*Brief:*
Your task is to copy the material exactly.

*Dataset extract:*
+++

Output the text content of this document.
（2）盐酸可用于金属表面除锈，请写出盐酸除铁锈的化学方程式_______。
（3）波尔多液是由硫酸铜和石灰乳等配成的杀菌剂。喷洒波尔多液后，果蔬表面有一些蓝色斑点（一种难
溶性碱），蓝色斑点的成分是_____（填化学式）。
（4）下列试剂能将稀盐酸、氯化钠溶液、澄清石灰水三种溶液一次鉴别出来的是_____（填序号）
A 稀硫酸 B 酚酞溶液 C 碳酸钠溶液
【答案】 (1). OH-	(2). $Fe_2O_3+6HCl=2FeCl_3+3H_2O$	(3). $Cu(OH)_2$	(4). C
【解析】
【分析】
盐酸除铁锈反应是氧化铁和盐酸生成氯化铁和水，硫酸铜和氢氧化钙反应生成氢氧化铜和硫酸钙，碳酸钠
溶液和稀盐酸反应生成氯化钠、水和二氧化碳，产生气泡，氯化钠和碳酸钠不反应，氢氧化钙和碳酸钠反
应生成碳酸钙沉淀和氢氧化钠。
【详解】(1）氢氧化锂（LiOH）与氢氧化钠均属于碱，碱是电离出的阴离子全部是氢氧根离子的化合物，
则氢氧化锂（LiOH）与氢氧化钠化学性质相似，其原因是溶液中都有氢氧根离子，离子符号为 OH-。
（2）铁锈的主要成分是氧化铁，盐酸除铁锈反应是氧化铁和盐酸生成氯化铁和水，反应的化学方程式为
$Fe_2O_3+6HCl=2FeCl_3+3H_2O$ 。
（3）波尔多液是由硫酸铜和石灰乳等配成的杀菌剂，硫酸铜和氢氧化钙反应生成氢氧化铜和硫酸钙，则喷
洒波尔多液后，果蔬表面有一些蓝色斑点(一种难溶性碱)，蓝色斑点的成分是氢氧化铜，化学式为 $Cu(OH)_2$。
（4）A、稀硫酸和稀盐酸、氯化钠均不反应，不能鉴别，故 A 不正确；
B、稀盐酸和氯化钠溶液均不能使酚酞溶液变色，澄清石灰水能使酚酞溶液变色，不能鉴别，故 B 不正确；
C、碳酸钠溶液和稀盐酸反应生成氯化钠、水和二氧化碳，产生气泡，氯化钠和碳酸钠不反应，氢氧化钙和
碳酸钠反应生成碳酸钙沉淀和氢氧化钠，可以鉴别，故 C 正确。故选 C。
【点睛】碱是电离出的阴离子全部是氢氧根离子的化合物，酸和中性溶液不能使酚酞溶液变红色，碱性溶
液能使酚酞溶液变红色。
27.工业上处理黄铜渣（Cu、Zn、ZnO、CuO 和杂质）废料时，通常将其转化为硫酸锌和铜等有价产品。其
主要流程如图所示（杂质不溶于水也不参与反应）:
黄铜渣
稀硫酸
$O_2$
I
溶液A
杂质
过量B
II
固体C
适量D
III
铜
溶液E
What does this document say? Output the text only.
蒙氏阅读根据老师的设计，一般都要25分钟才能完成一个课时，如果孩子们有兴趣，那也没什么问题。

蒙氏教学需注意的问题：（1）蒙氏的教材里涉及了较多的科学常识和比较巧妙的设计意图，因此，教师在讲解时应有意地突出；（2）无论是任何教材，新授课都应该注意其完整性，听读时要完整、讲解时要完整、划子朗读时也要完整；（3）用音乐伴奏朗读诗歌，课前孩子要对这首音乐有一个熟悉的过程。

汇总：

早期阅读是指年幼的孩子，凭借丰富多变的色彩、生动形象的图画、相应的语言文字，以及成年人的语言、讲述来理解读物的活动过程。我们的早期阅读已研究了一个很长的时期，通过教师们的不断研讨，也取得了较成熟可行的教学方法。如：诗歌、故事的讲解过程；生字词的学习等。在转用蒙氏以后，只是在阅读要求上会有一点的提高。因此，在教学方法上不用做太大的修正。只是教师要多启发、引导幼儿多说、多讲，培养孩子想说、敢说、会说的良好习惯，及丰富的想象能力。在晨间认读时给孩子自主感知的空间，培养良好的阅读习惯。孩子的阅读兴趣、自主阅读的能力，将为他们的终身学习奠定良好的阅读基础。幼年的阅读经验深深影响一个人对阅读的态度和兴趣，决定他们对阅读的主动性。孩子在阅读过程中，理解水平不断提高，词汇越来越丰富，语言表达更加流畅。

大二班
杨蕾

+++

*Full response:*
Output the text content of this document.
（2）盐酸可用于金属表面除锈，请写出盐酸除铁锈的化学方程式_______。
（3）波尔多液是由硫酸铜和石灰乳等配成的杀菌剂。喷洒波尔多液后，果蔬表面有一些蓝色斑点（一种难
溶性碱），蓝色斑点的成分是_____（填化学式）。
（4）下列试剂能将稀盐酸、氯化钠溶液、澄清石灰水三种溶液一次鉴别出来的是_____（填序号）
A 稀硫酸 B 酚酞溶液 C 碳酸钠溶液
【答案】 (1). OH-	(2). $Fe_2O_3+6HCl=2FeCl_3+3H_2O$	(3). $Cu(OH)_2$	(4). C
【解析】
【分析】
盐酸除铁锈反应是氧化铁和盐酸生成氯化铁和水，硫酸铜和氢氧化钙反应生成氢氧化铜和硫酸钙，碳酸钠
溶液和稀盐酸反应生成氯化钠、水和二氧化碳，产生气泡，氯化钠和碳酸钠不反应，氢氧化钙和碳酸钠反
应生成碳酸钙沉淀和氢氧化钠。
【详解】(1）氢氧化锂（LiOH）与氢氧化钠均属于碱，碱是电离出的阴离子全部是氢氧根离子的化合物，
则氢氧化锂（LiOH）与氢氧化钠化学性质相似，其原因是溶液中都有氢氧根离子，离子符号为 OH-。
（2）铁锈的主要成分是氧化铁，盐酸除铁锈反应是氧化铁和盐酸生成氯化铁和水，反应的化学方程式为
$Fe_2O_3+6HCl=2FeCl_3+3H_2O$ 。
（3）波尔多液是由硫酸铜和石灰乳等配成的杀菌剂，硫酸铜和氢氧化钙反应生成氢氧化铜和硫酸钙，则喷
洒波尔多液后，果蔬表面有一些蓝色斑点(一种难溶性碱)，蓝色斑点的成分是氢氧化铜，化学式为 $Cu(OH)_2$。
（4）A、稀硫酸和稀盐酸、氯化钠均不反应，不能鉴别，故 A 不正确；
B、稀盐酸和氯化钠溶液均不能使酚酞溶液变色，澄清石灰水能使酚酞溶液变色，不能鉴别，故 B 不正确；
C、碳酸钠溶液和稀盐酸反应生成氯化钠、水和二氧化碳，产生气泡，氯化钠和碳酸钠不反应，氢氧化钙和
碳酸钠反应生成碳酸钙沉淀和氢氧化钠，可以鉴别，故 C 正确。故选 C。
【点睛】碱是电离出的阴离子全部是氢氧根离子的化合物，酸和中性溶液不能使酚酞溶液变红色，碱性溶
液能使酚酞溶液变红色。
27.工业上处理黄铜渣（Cu、Zn、ZnO、CuO 和杂质）废料时，通常将其转化为硫酸锌和铜等有价产品。其
主要流程如图所示（杂质不溶于水也不参与反应）:
黄铜渣
稀硫酸
$O_2$
I
溶液A
杂质
过量B
II
固体C
适量D
III
铜
溶液E
What does this document say? Output the text only.
蒙氏阅读根据老师的设计，一般都要25分钟才能完成一个课时，如果孩子们有兴趣，那也没什么问题。

蒙氏教学需注意的问题：（1）蒙氏的教材里涉及了较多的科学常识和比较巧妙的设计意图，因此，教师在讲解时应有意地突出；（2）无论是任何教材，新授课都应该注意其完整性，听读时要完整、讲解时要完整、划子朗读时也要完整；（3）用音乐伴奏朗读诗歌，课前孩子要对这首音乐有一个熟悉的过程。

汇总：

早期阅读是指年幼的孩子，凭借丰富多变的色彩、生动形象的图画、相应的语言文字，以及成年人的语言、讲述来理解读物的活动过程。我们的早期阅读已研究了一个很长的时期，通过教师们的不断研讨，也取得了较成熟可行的教学方法。如：诗歌、故事的讲解过程；生字词的学习等。在转用蒙氏以后，只是在阅读要求上会有一点的提高。因此，在教学方法上不用做太大的修正。只是教师要多启发、引导幼儿多说、多讲，培养孩子想说、敢说、会说的良好习惯，及丰富的想象能力。在晨间认读时给孩子自主感知的空间，培养良好的阅读习惯。孩子的阅读兴趣、自主阅读的能力，将为他们的终身学习奠定良好的阅读基础。幼年的阅读经验深深影响一个人对阅读的态度和兴趣，决定他们对阅读的主动性。孩子在阅读过程中，理解水平不断提高，词汇越来越丰富，语言表达更加流畅。

大二班
杨蕾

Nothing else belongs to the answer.